WRITTEN PROBLEM: Transcribe the listing below word for word.
** START **
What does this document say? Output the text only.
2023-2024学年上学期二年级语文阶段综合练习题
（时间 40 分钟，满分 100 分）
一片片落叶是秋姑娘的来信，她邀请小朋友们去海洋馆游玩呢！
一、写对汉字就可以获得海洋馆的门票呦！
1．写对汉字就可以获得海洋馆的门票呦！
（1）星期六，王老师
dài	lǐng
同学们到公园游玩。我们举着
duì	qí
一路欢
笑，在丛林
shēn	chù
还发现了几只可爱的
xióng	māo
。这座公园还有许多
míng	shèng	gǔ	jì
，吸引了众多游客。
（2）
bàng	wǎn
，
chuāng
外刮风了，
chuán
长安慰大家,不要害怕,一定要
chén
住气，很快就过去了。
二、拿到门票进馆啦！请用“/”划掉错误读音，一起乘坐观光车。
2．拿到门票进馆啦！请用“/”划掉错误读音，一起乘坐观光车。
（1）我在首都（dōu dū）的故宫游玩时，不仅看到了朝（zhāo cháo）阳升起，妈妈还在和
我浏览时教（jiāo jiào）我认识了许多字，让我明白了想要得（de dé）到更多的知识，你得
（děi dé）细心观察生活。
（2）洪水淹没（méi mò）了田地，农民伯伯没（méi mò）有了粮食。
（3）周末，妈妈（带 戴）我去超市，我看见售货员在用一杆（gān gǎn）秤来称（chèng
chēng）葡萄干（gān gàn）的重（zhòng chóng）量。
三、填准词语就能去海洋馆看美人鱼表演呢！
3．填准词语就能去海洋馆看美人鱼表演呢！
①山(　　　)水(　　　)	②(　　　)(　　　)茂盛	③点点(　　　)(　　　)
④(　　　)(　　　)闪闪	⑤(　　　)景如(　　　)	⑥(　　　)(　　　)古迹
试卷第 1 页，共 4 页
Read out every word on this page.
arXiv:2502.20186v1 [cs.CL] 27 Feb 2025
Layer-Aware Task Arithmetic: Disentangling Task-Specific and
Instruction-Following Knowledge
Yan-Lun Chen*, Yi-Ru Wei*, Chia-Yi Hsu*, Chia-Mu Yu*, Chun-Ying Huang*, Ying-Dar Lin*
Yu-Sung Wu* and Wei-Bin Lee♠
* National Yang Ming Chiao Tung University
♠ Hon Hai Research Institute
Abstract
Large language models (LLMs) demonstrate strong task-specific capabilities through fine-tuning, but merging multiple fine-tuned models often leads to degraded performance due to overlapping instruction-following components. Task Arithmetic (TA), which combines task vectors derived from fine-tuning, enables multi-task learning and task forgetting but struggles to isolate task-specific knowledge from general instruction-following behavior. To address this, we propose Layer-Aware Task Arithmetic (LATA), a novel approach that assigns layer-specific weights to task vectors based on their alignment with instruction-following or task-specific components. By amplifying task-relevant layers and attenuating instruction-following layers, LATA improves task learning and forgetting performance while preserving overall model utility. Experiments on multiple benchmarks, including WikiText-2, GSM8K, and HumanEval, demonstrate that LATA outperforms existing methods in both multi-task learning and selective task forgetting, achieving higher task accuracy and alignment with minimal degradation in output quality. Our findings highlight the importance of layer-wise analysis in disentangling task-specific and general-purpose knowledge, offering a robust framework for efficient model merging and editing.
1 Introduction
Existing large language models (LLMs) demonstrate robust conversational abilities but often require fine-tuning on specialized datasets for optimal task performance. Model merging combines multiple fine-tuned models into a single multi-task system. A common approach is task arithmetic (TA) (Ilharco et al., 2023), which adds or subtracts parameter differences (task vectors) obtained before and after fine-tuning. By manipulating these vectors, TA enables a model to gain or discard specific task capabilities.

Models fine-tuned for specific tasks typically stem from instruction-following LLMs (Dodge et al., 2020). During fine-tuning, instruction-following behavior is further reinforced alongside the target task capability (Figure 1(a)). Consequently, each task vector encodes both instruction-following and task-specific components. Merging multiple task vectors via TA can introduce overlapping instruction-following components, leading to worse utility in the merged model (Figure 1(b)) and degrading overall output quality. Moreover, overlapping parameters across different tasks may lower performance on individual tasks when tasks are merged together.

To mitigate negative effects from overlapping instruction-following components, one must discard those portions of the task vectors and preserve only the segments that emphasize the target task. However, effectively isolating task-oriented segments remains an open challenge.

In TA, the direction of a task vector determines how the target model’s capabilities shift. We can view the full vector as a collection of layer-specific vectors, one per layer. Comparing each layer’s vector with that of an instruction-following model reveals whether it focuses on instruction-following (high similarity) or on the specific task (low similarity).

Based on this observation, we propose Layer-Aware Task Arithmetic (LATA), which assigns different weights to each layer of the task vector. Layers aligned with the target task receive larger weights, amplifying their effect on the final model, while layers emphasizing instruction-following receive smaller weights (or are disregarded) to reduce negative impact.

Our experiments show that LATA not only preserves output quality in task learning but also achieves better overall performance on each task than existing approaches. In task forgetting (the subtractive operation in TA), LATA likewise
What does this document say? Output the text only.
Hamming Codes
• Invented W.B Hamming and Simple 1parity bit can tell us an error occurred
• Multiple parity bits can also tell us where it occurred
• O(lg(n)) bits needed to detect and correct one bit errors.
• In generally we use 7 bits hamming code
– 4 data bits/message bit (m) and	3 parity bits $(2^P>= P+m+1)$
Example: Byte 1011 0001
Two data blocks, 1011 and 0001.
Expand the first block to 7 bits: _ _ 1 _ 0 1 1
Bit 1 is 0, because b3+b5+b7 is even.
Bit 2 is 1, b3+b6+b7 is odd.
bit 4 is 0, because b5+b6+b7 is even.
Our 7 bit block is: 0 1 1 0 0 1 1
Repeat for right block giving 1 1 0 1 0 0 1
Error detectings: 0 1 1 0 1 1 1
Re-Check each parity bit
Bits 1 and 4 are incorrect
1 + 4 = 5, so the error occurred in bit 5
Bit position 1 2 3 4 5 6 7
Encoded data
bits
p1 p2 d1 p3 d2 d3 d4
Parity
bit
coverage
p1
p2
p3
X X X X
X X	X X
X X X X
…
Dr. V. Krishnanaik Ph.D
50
** END **
WRITTEN RESPONSE:
What does this document say? Output the text only.
2023-2024学年上学期二年级语文阶段综合练习题
（时间 40 分钟，满分 100 分）
一片片落叶是秋姑娘的来信，她邀请小朋友们去海洋馆游玩呢！
一、写对汉字就可以获得海洋馆的门票呦！
1．写对汉字就可以获得海洋馆的门票呦！
（1）星期六，王老师
dài	lǐng
同学们到公园游玩。我们举着
duì	qí
一路欢
笑，在丛林
shēn	chù
还发现了几只可爱的
xióng	māo
。这座公园还有许多
míng	shèng	gǔ	jì
，吸引了众多游客。
（2）
bàng	wǎn
，
chuāng
外刮风了，
chuán
长安慰大家,不要害怕,一定要
chén
住气，很快就过去了。
二、拿到门票进馆啦！请用“/”划掉错误读音，一起乘坐观光车。
2．拿到门票进馆啦！请用“/”划掉错误读音，一起乘坐观光车。
（1）我在首都（dōu dū）的故宫游玩时，不仅看到了朝（zhāo cháo）阳升起，妈妈还在和
我浏览时教（jiāo jiào）我认识了许多字，让我明白了想要得（de dé）到更多的知识，你得
（děi dé）细心观察生活。
（2）洪水淹没（méi mò）了田地，农民伯伯没（méi mò）有了粮食。
（3）周末，妈妈（带 戴）我去超市，我看见售货员在用一杆（gān gǎn）秤来称（chèng
chēng）葡萄干（gān gàn）的重（zhòng chóng）量。
三、填准词语就能去海洋馆看美人鱼表演呢！
3．填准词语就能去海洋馆看美人鱼表演呢！
①山(　　　)水(　　　)	②(　　　)(　　　)茂盛	③点点(　　　)(　　　)
④(　　　)(　　　)闪闪	⑤(　　　)景如(　　　)	⑥(　　　)(　　　)古迹
试卷第 1 页，共 4 页
Read out every word on this page.
arXiv:2502.20186v1 [cs.CL] 27 Feb 2025
Layer-Aware Task Arithmetic: Disentangling Task-Specific and
Instruction-Following Knowledge
Yan-Lun Chen*, Yi-Ru Wei*, Chia-Yi Hsu*, Chia-Mu Yu*, Chun-Ying Huang*, Ying-Dar Lin*
Yu-Sung Wu* and Wei-Bin Lee♠
* National Yang Ming Chiao Tung University
♠ Hon Hai Research Institute
Abstract
Large language models (LLMs) demonstrate strong task-specific capabilities through fine-tuning, but merging multiple fine-tuned models often leads to degraded performance due to overlapping instruction-following components. Task Arithmetic (TA), which combines task vectors derived from fine-tuning, enables multi-task learning and task forgetting but struggles to isolate task-specific knowledge from general instruction-following behavior. To address this, we propose Layer-Aware Task Arithmetic (LATA), a novel approach that assigns layer-specific weights to task vectors based on their alignment with instruction-following or task-specific components. By amplifying task-relevant layers and attenuating instruction-following layers, LATA improves task learning and forgetting performance while preserving overall model utility. Experiments on multiple benchmarks, including WikiText-2, GSM8K, and HumanEval, demonstrate that LATA outperforms existing methods in both multi-task learning and selective task forgetting, achieving higher task accuracy and alignment with minimal degradation in output quality. Our findings highlight the importance of layer-wise analysis in disentangling task-specific and general-purpose knowledge, offering a robust framework for efficient model merging and editing.
1 Introduction
Existing large language models (LLMs) demonstrate robust conversational abilities but often require fine-tuning on specialized datasets for optimal task performance. Model merging combines multiple fine-tuned models into a single multi-task system. A common approach is task arithmetic (TA) (Ilharco et al., 2023), which adds or subtracts parameter differences (task vectors) obtained before and after fine-tuning. By manipulating these vectors, TA enables a model to gain or discard specific task capabilities.

Models fine-tuned for specific tasks typically stem from instruction-following LLMs (Dodge et al., 2020). During fine-tuning, instruction-following behavior is further reinforced alongside the target task capability (Figure 1(a)). Consequently, each task vector encodes both instruction-following and task-specific components. Merging multiple task vectors via TA can introduce overlapping instruction-following components, leading to worse utility in the merged model (Figure 1(b)) and degrading overall output quality. Moreover, overlapping parameters across different tasks may lower performance on individual tasks when tasks are merged together.

To mitigate negative effects from overlapping instruction-following components, one must discard those portions of the task vectors and preserve only the segments that emphasize the target task. However, effectively isolating task-oriented segments remains an open challenge.

In TA, the direction of a task vector determines how the target model’s capabilities shift. We can view the full vector as a collection of layer-specific vectors, one per layer. Comparing each layer’s vector with that of an instruction-following model reveals whether it focuses on instruction-following (high similarity) or on the specific task (low similarity).

Based on this observation, we propose Layer-Aware Task Arithmetic (LATA), which assigns different weights to each layer of the task vector. Layers aligned with the target task receive larger weights, amplifying their effect on the final model, while layers emphasizing instruction-following receive smaller weights (or are disregarded) to reduce negative impact.

Our experiments show that LATA not only preserves output quality in task learning but also achieves better overall performance on each task than existing approaches. In task forgetting (the subtractive operation in TA), LATA likewise
What does this document say? Output the text only.
Hamming Codes
• Invented W.B Hamming and Simple 1parity bit can tell us an error occurred
• Multiple parity bits can also tell us where it occurred
• O(lg(n)) bits needed to detect and correct one bit errors.
• In generally we use 7 bits hamming code
– 4 data bits/message bit (m) and	3 parity bits $(2^P>= P+m+1)$
Example: Byte 1011 0001
Two data blocks, 1011 and 0001.
Expand the first block to 7 bits: _ _ 1 _ 0 1 1
Bit 1 is 0, because b3+b5+b7 is even.
Bit 2 is 1, b3+b6+b7 is odd.
bit 4 is 0, because b5+b6+b7 is even.
Our 7 bit block is: 0 1 1 0 0 1 1
Repeat for right block giving 1 1 0 1 0 0 1
Error detectings: 0 1 1 0 1 1 1
Re-Check each parity bit
Bits 1 and 4 are incorrect
1 + 4 = 5, so the error occurred in bit 5
Bit position 1 2 3 4 5 6 7
Encoded data
bits
p1 p2 d1 p3 d2 d3 d4
Parity
bit
coverage
p1
p2
p3
X X X X
X X	X X
X X X X
…
Dr. V. Krishnanaik Ph.D
50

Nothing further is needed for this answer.